* begin MATERIAL FOR THE TASK *
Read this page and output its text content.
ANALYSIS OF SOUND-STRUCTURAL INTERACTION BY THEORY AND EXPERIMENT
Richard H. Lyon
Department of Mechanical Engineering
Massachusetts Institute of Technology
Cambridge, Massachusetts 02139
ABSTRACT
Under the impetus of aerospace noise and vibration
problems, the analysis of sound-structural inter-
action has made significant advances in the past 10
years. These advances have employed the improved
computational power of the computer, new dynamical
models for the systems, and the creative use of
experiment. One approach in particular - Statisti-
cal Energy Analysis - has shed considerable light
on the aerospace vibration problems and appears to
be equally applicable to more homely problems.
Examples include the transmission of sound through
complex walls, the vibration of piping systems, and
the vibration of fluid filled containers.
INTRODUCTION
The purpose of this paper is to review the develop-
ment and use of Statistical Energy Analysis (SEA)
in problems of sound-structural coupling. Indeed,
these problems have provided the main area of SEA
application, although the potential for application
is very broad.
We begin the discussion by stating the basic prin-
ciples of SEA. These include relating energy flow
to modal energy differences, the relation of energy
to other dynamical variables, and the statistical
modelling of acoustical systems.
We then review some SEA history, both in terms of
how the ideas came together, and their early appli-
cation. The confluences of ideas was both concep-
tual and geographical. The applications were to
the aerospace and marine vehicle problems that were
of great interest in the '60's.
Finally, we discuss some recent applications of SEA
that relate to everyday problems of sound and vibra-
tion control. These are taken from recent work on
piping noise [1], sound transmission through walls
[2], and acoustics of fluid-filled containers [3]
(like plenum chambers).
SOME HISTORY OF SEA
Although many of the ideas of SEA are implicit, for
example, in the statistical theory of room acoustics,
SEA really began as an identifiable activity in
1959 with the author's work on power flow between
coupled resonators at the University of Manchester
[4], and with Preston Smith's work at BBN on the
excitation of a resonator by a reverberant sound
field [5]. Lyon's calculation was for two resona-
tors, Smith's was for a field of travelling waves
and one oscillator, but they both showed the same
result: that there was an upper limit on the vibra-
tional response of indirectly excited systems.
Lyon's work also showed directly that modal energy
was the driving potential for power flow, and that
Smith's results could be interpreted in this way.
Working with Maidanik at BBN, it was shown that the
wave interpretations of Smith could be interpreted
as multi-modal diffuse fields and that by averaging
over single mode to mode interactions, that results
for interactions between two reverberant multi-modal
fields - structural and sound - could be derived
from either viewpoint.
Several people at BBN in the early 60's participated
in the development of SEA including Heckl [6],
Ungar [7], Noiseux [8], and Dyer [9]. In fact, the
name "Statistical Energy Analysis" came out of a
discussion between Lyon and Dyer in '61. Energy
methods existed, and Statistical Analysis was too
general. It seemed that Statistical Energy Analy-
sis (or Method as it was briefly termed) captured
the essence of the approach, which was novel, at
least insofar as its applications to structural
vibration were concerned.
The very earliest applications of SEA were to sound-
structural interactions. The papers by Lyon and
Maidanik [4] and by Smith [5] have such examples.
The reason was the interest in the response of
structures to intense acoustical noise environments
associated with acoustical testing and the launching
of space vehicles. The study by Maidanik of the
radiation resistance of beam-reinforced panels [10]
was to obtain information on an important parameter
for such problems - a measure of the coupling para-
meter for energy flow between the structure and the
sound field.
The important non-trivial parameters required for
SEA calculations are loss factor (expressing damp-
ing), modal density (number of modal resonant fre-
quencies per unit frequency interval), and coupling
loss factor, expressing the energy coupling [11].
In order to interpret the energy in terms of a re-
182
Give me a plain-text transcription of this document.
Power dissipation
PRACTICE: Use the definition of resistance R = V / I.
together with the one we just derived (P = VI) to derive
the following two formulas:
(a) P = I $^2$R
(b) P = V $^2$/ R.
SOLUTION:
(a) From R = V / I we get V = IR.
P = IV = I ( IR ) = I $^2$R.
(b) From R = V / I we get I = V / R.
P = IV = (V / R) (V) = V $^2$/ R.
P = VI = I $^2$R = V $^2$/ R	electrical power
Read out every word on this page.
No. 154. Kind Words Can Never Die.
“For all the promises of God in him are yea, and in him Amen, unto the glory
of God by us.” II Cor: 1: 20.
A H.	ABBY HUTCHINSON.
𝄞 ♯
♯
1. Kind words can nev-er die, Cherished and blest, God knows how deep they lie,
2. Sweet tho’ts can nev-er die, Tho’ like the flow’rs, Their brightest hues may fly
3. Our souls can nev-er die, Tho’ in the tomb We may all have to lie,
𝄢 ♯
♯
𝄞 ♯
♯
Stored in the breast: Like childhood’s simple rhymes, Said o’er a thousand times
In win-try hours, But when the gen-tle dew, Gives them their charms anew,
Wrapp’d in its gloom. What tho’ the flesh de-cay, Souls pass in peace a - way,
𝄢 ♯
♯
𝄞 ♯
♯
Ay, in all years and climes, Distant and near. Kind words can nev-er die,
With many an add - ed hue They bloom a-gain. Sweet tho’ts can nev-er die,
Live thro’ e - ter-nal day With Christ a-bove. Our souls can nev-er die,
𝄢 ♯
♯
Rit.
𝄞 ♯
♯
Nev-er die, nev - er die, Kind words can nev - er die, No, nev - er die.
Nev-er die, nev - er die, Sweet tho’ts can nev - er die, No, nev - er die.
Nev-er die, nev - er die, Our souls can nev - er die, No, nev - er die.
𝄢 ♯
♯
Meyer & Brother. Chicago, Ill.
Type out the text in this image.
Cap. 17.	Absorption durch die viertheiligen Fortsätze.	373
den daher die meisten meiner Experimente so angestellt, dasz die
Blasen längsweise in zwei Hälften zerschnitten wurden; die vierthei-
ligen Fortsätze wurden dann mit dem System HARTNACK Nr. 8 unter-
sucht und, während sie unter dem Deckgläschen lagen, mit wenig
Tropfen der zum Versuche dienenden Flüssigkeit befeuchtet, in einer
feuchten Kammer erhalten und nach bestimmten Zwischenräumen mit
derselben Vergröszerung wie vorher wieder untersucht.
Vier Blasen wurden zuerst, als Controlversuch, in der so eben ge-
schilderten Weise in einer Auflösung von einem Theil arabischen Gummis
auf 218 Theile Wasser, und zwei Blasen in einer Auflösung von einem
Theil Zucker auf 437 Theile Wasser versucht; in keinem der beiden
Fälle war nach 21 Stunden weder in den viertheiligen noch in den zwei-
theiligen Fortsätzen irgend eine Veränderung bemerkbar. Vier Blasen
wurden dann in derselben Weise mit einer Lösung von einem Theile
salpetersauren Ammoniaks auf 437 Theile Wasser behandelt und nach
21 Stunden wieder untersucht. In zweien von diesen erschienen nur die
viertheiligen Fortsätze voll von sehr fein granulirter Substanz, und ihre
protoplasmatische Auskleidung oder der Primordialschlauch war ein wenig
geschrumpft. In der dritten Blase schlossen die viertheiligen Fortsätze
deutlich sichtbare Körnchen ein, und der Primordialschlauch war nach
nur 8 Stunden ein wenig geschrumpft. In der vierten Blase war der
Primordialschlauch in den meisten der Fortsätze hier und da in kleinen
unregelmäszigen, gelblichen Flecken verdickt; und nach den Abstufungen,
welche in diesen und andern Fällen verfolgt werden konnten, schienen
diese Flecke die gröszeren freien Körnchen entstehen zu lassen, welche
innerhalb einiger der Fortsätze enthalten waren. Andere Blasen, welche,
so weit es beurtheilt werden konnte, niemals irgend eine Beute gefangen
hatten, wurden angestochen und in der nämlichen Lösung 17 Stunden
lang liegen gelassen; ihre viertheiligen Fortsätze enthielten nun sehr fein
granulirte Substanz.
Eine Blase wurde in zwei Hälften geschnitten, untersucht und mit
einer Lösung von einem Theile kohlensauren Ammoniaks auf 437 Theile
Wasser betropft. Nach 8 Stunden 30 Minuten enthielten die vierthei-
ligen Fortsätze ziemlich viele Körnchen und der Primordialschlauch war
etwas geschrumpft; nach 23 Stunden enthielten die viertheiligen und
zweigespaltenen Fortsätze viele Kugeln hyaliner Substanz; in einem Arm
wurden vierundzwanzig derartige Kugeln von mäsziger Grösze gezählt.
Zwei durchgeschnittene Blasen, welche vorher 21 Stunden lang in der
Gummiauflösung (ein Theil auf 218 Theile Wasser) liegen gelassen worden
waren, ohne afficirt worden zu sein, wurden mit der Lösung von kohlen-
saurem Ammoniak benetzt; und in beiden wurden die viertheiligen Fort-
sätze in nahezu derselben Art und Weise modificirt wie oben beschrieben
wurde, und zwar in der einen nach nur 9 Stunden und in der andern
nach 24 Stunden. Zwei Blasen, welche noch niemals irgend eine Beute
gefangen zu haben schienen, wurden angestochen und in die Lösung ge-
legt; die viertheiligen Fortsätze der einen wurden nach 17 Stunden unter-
* end MATERIAL FOR THE TASK *
GIVEN INSTRUCTION
Each line with the string "Dyer" in it needs to be found and copied.

WORKED SOLUTION
Ungar [7], Noiseux [8], and Dyer [9]. In fact, the
discussion between Lyon and Dyer in '61. Energy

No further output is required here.